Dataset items

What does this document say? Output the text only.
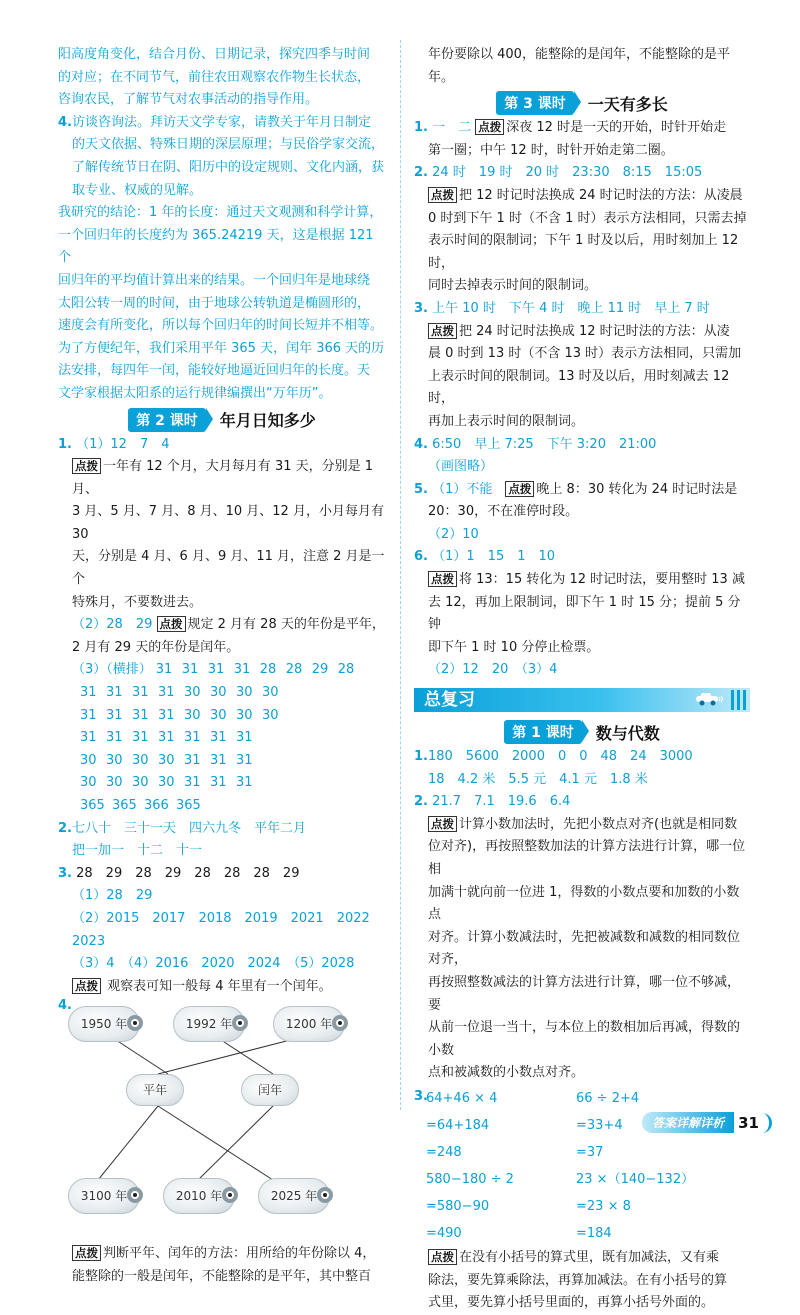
阳高度角变化，结合月份、日期记录，探究四季与时间

的对应；在不同节气，前往农田观察农作物生长状态，

咨询农民，了解节气对农事活动的指导作用。

4.访谈咨询法。拜访天文学专家，请教关于年月日制定

的天文依据、特殊日期的深层原理；与民俗学家交流，

了解传统节日在阴、阳历中的设定规则、文化内涵，获

取专业、权威的见解。

我研究的结论：1 年的长度：通过天文观测和科学计算，

一个回归年的长度约为 365.24219 天，这是根据 121 个

回归年的平均值计算出来的结果。一个回归年是地球绕

太阳公转一周的时间，由于地球公转轨道是椭圆形的，

速度会有所变化，所以每个回归年的时间长短并不相等。

为了方便纪年，我们采用平年 365 天，闰年 366 天的历

法安排，每四年一闰，能较好地逼近回归年的长度。天

文学家根据太阳系的运行规律编撰出“万年历”。

第 2 课时	年月日知多少

1. （1）12　7　4

点拨 一年有 12 个月，大月每月有 31 天，分别是 1 月、

3 月、5 月、7 月、8 月、10 月、12 月，小月每月有 30

天，分别是 4 月、6 月、9 月、11 月，注意 2 月是一个

特殊月，不要数进去。

（2）28　29 点拨 规定 2 月有 28 天的年份是平年，

2 月有 29 天的年份是闰年。

（3）（横排） 31 31 31 31 28 28 29 28

31 31 31 31 30 30 30 30

31 31 31 31 30 30 30 30

31 31 31 31 31 31 31

30 30 30 30 31 31 31

30 30 30 30 31 31 31

365 365 366 365

2.七八十　三十一天　四六九冬　平年二月

把一加一　十二　十一

3. 28　29　28　29　28　28　28　29

（1）28　29

（2）2015　2017　2018　2019　2021　2022　2023

（3）4　（4）2016　2020　2024　（5）2028

点拨 观察表可知一般每 4 年里有一个闰年。

4.
1950 年	1992 年	1200 年
平年	闰年
3100 年	2010 年	2025 年

点拨 判断平年、闰年的方法：用所给的年份除以 4，

能整除的一般是闰年，不能整除的是平年，其中整百

年份要除以 400，能整除的是闰年，不能整除的是平年。

第 3 课时	一天有多长

1. 一　二 点拨 深夜 12 时是一天的开始，时针开始走

第一圈；中午 12 时，时针开始走第二圈。

2. 24 时　19 时　20 时　23:30　8:15　15:05

点拨 把 12 时记时法换成 24 时记时法的方法：从凌晨

0 时到下午 1 时（不含 1 时）表示方法相同，只需去掉

表示时间的限制词；下午 1 时及以后，用时刻加上 12 时，

同时去掉表示时间的限制词。

3. 上午 10 时　下午 4 时　晚上 11 时　早上 7 时

点拨 把 24 时记时法换成 12 时记时法的方法：从凌

晨 0 时到 13 时（不含 13 时）表示方法相同，只需加

上表示时间的限制词。13 时及以后，用时刻减去 12 时，

再加上表示时间的限制词。

4. 6:50　早上 7:25　下午 3:20　21:00

（画图略）

5. （1）不能　 点拨 晚上 8：30 转化为 24 时记时法是

20：30，不在准停时段。

（2）10

6. （1）1　15　1　10

点拨 将 13：15 转化为 12 时记时法，要用整时 13 减

去 12，再加上限制词，即下午 1 时 15 分；提前 5 分钟

即下午 1 时 10 分停止检票。

（2）12　20　（3）4

总复习
第 1 课时	数与代数

1.180　5600　2000　0　0　48　24　3000

18　4.2 米　5.5 元　4.1 元　1.8 米

2. 21.7　7.1　19.6　6.4

点拨 计算小数加法时，先把小数点对齐(也就是相同数

位对齐)，再按照整数加法的计算方法进行计算，哪一位相

加满十就向前一位进 1，得数的小数点要和加数的小数点

对齐。计算小数减法时，先把被减数和减数的相同数位对齐，

再按照整数减法的计算方法进行计算，哪一位不够减，要

从前一位退一当十，与本位上的数相加后再减，得数的小数

点和被减数的小数点对齐。

3.
64+46 × 4	66 ÷ 2+4
=64+184	=33+4
=248	=37
580−180 ÷ 2	23 ×（140−132）
=580−90	=23 × 8
=490	=184

点拨 在没有小括号的算式里，既有加减法，又有乘

除法，要先算乘除法，再算加减法。在有小括号的算

式里，要先算小括号里面的，再算小括号外面的。

答案详解详析 31
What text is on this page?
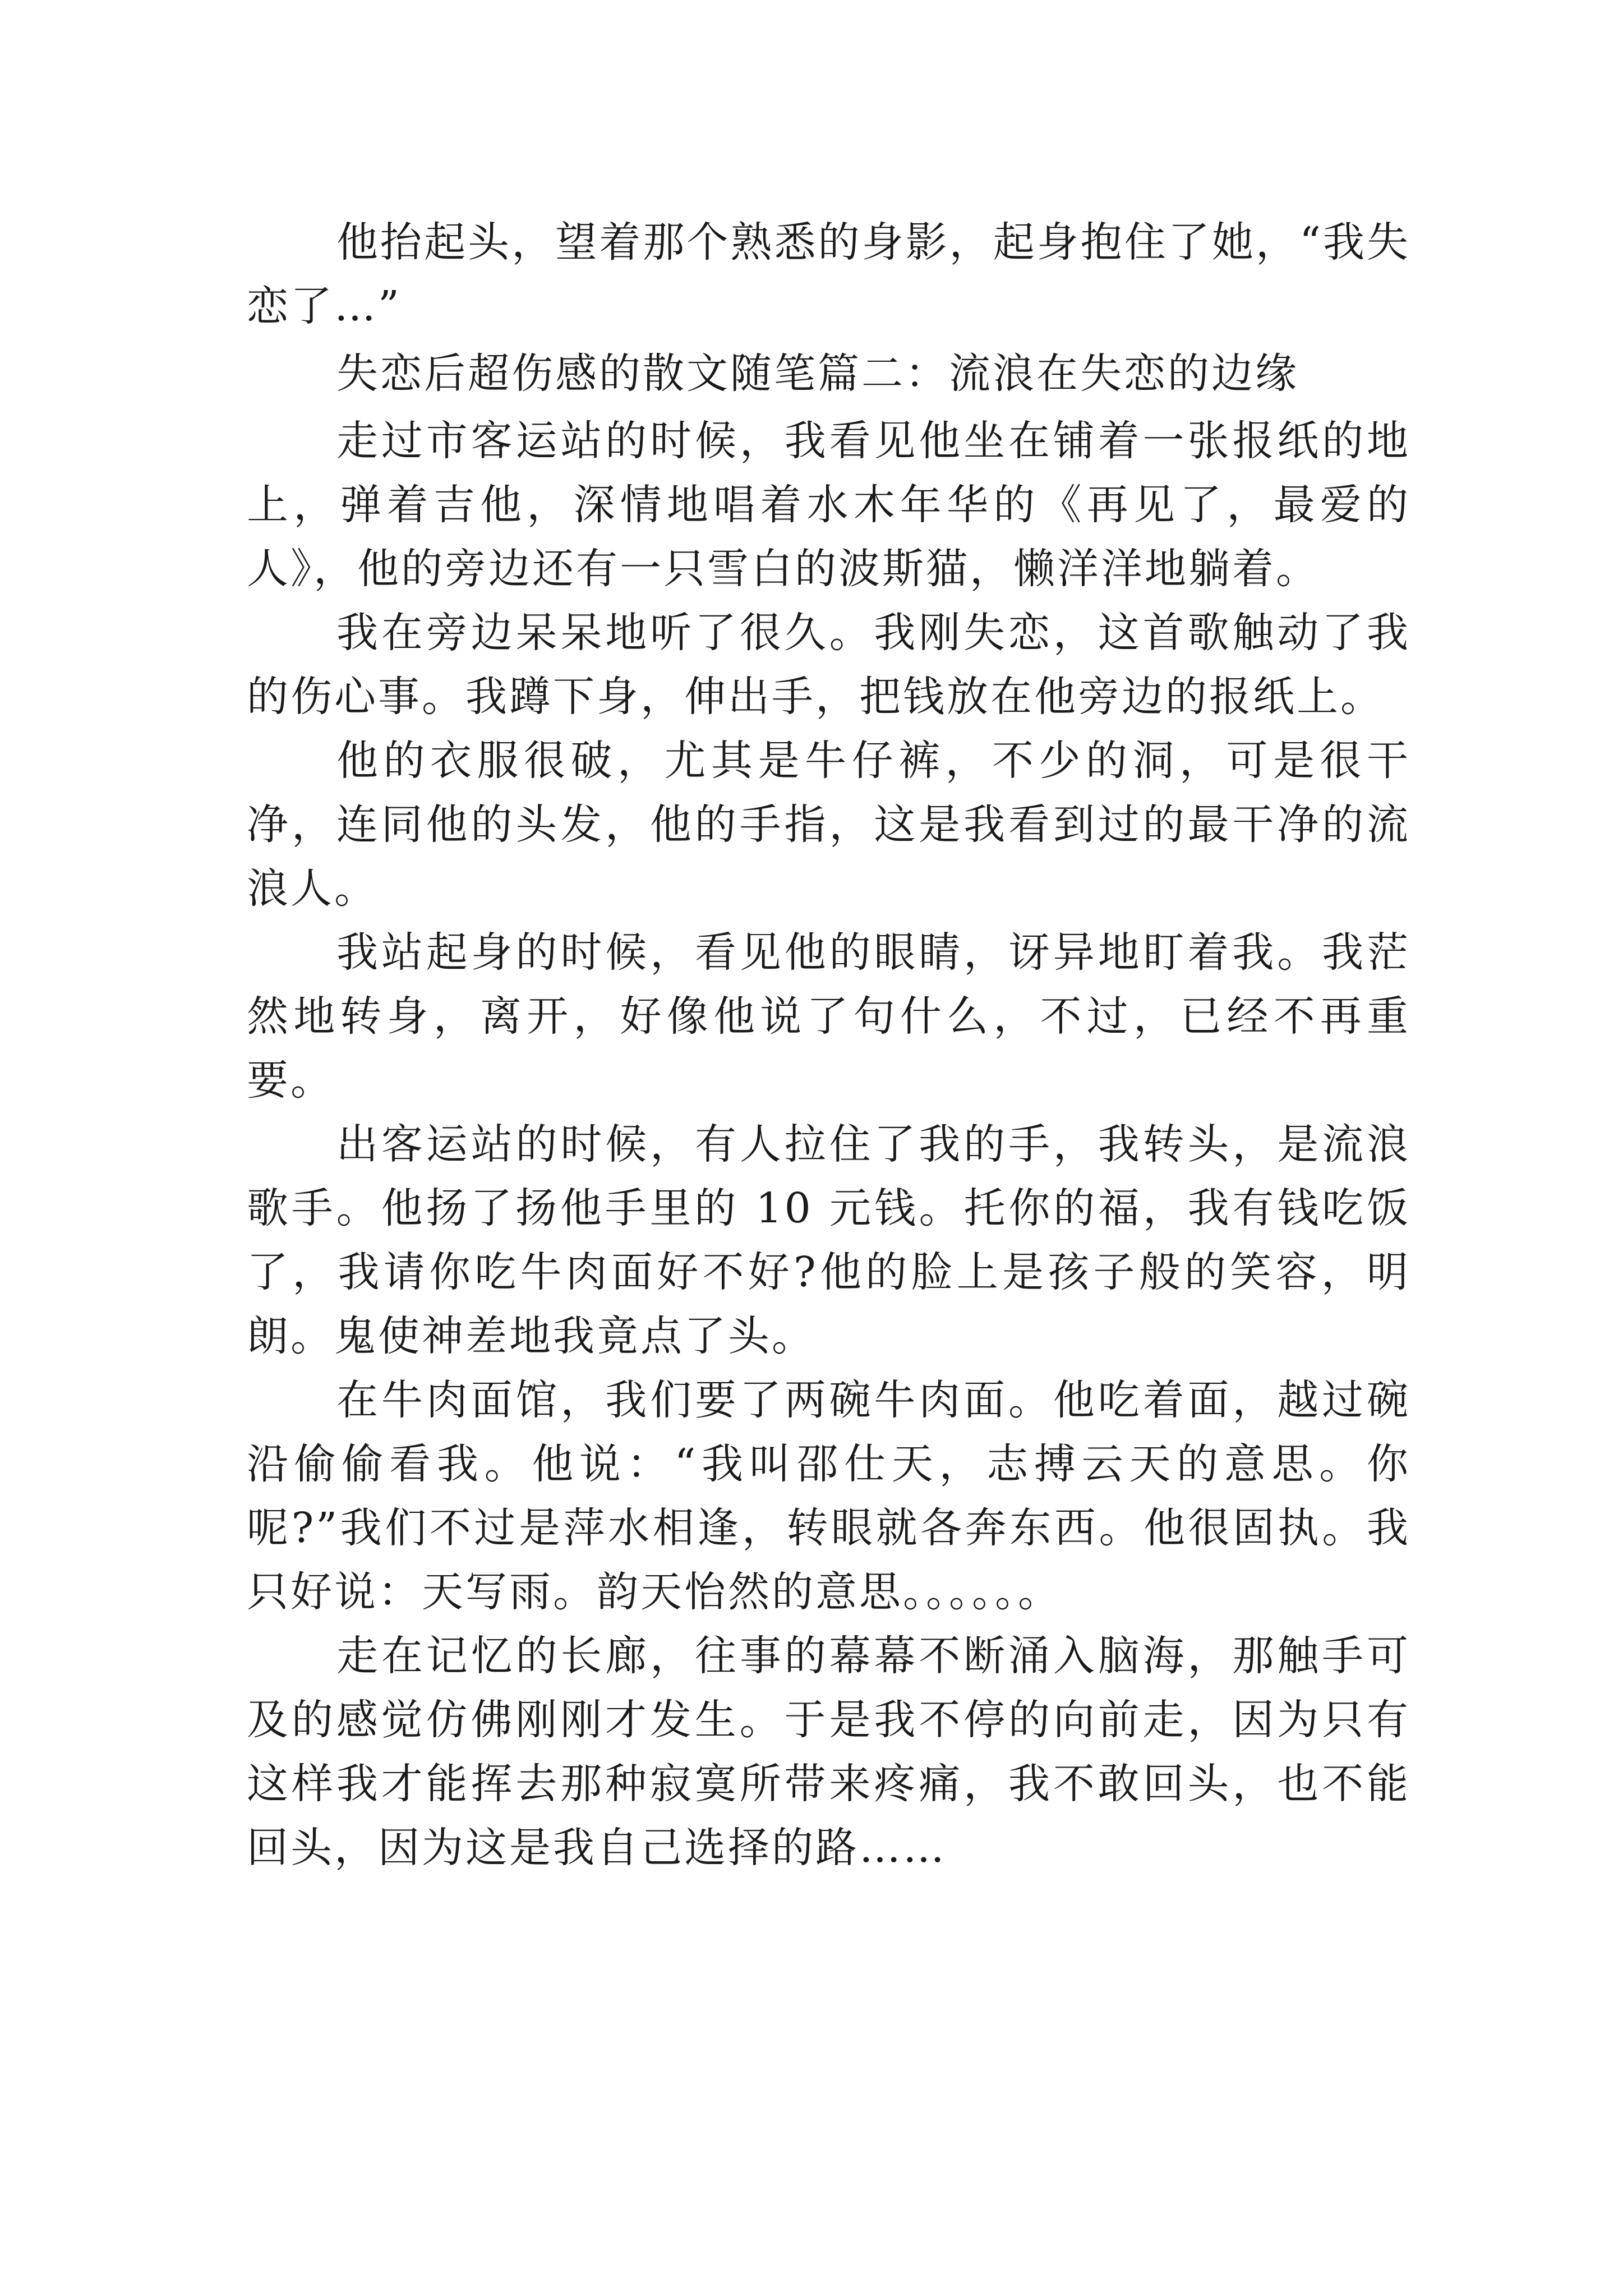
他抬起头，望着那个熟悉的身影，起身抱住了她，“我失恋了…”

失恋后超伤感的散文随笔篇二：流浪在失恋的边缘

走过市客运站的时候，我看见他坐在铺着一张报纸的地上，弹着吉他，深情地唱着水木年华的《再见了，最爱的人》，他的旁边还有一只雪白的波斯猫，懒洋洋地躺着。

我在旁边呆呆地听了很久。我刚失恋，这首歌触动了我的伤心事。我蹲下身，伸出手，把钱放在他旁边的报纸上。

他的衣服很破，尤其是牛仔裤，不少的洞，可是很干净，连同他的头发，他的手指，这是我看到过的最干净的流浪人。

我站起身的时候，看见他的眼睛，讶异地盯着我。我茫然地转身，离开，好像他说了句什么，不过，已经不再重要。

出客运站的时候，有人拉住了我的手，我转头，是流浪歌手。他扬了扬他手里的 10 元钱。托你的福，我有钱吃饭了，我请你吃牛肉面好不好?他的脸上是孩子般的笑容，明朗。鬼使神差地我竟点了头。

在牛肉面馆，我们要了两碗牛肉面。他吃着面，越过碗沿偷偷看我。他说：“我叫邵仕天，志搏云天的意思。你呢?”我们不过是萍水相逢，转眼就各奔东西。他很固执。我只好说：天写雨。韵天怡然的意思。。。。。。

走在记忆的长廊，往事的幕幕不断涌入脑海，那触手可及的感觉仿佛刚刚才发生。于是我不停的向前走，因为只有这样我才能挥去那种寂寞所带来疼痛，我不敢回头，也不能回头，因为这是我自己选择的路……
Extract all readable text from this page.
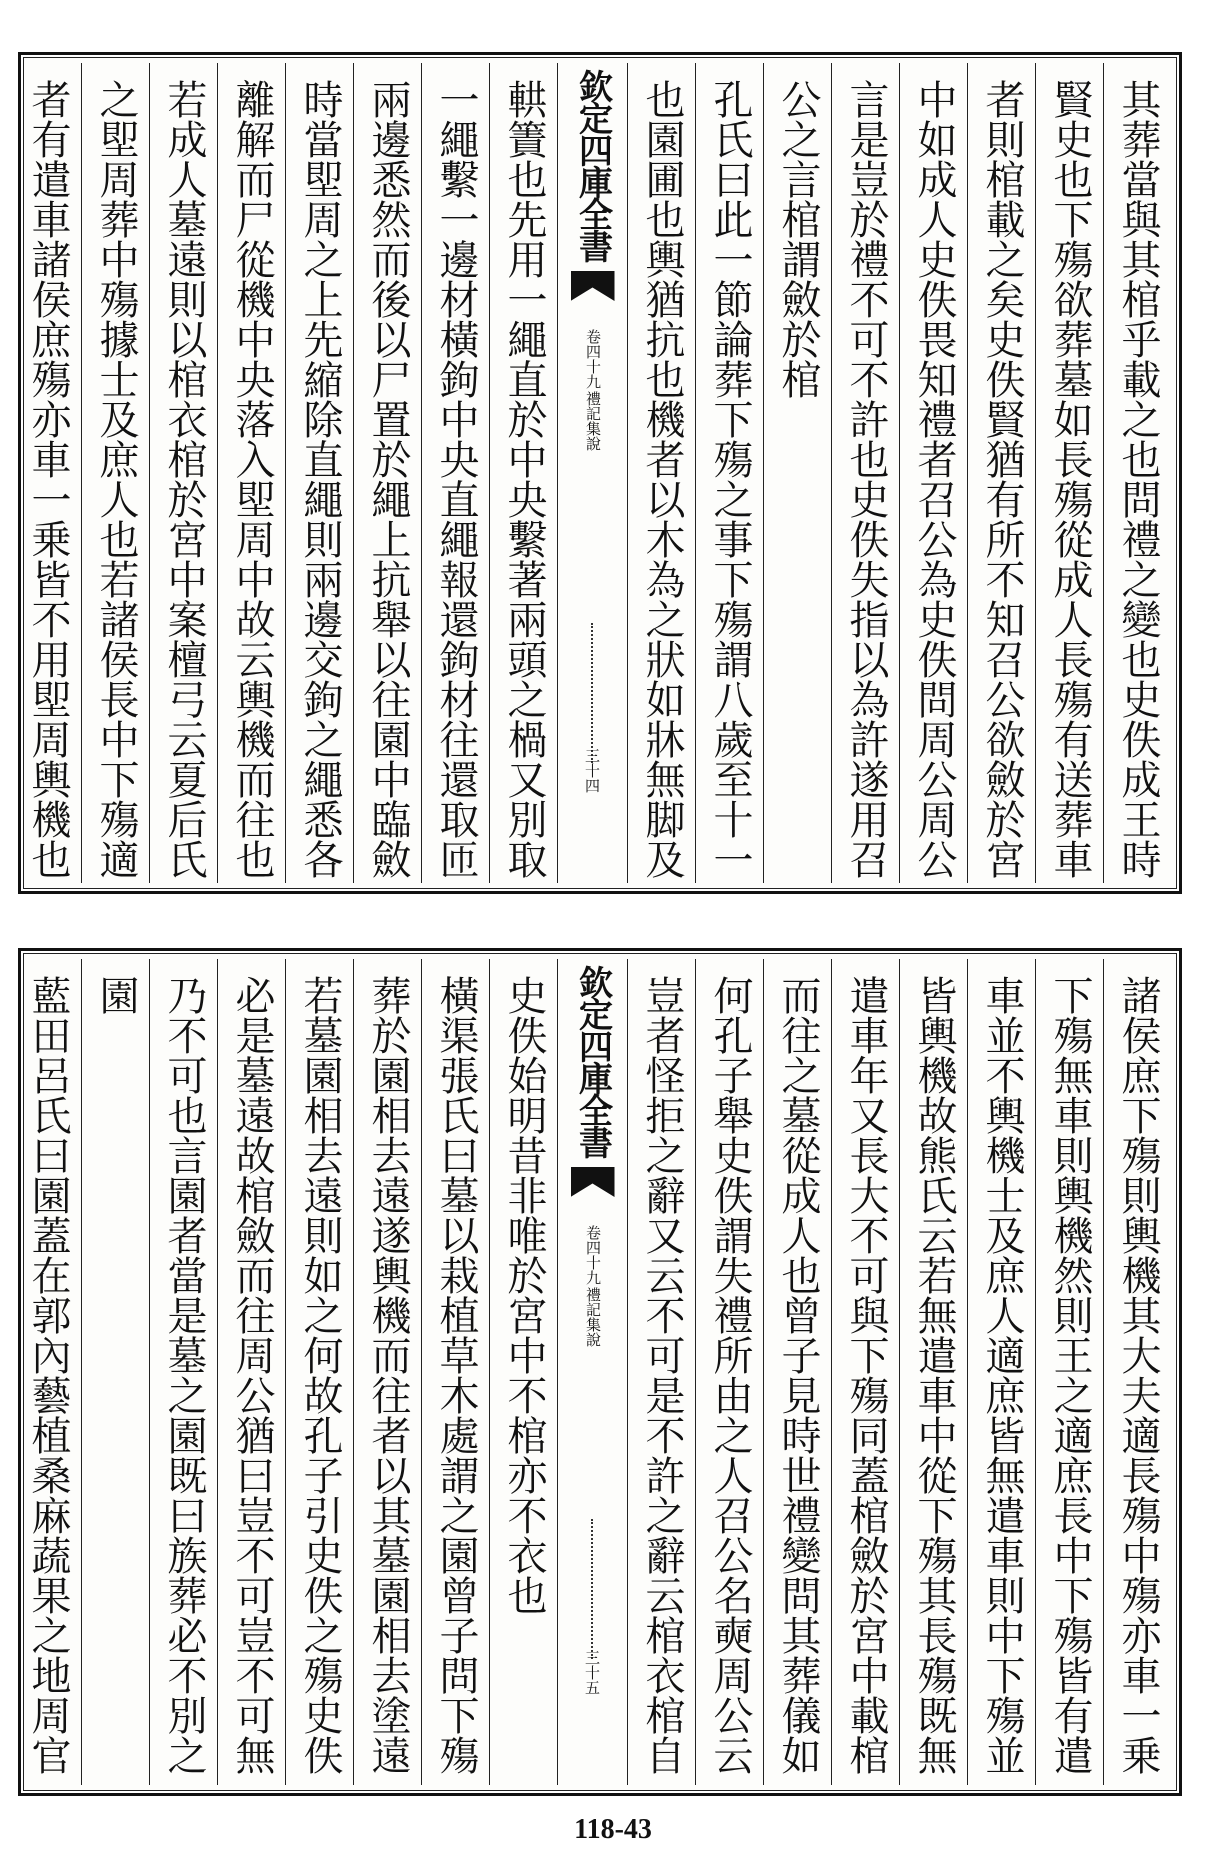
其葬當與其棺乎載之也問禮之變也史佚成王時
賢史也下殤欲葬墓如長殤從成人長殤有送葬車
者則棺載之矣史佚賢猶有所不知召公欲斂於宮
中如成人史佚畏知禮者召公為史佚問周公周公
言是豈於禮不可不許也史佚失指以為許遂用召
公之言棺謂斂於棺
孔氏曰此一節論葬下殤之事下殤謂八歲至十一
也園圃也輿猶抗也機者以木為之狀如牀無脚及
欽定四庫全書
禮記集說
卷四十九
三十四
輁簀也先用一繩直於中央繫著兩頭之楇又別取
一繩繫一邊材橫鉤中央直繩報還鉤材往還取匝
兩邊悉然而後以尸置於繩上抗舉以往園中臨斂
時當堲周之上先縮除直繩則兩邊交鉤之繩悉各
離解而尸從機中央落入堲周中故云輿機而往也
若成人墓遠則以棺衣棺於宮中案檀弓云夏后氏
之堲周葬中殤據士及庶人也若諸侯長中下殤適
者有遣車諸侯庶殤亦車一乗皆不用堲周輿機也
諸侯庶下殤則輿機其大夫適長殤中殤亦車一乗
下殤無車則輿機然則王之適庶長中下殤皆有遣
車並不輿機士及庶人適庶皆無遣車則中下殤並
皆輿機故熊氏云若無遣車中從下殤其長殤既無
遣車年又長大不可與下殤同蓋棺斂於宮中載棺
而往之墓從成人也曾子見時世禮變問其葬儀如
何孔子舉史佚謂失禮所由之人召公名奭周公云
豈者怪拒之辭又云不可是不許之辭云棺衣棺自
欽定四庫全書
禮記集說
卷四十九
三十五
史佚始明昔非唯於宮中不棺亦不衣也
橫渠張氏曰墓以栽植草木處謂之園曾子問下殤
葬於園相去遠遂輿機而往者以其墓園相去塗遠
若墓園相去遠則如之何故孔子引史佚之殤史佚
必是墓遠故棺斂而往周公猶曰豈不可豈不可無
乃不可也言園者當是墓之園既曰族葬必不別之
園
藍田呂氏曰園蓋在郭內藝植桑麻蔬果之地周官
118-43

Work required:
Copy out every line of the listing that contains the string "text".

Written answer:
What does this document say? Output the text only.
What text is on this page?
Extract all readable text from this page.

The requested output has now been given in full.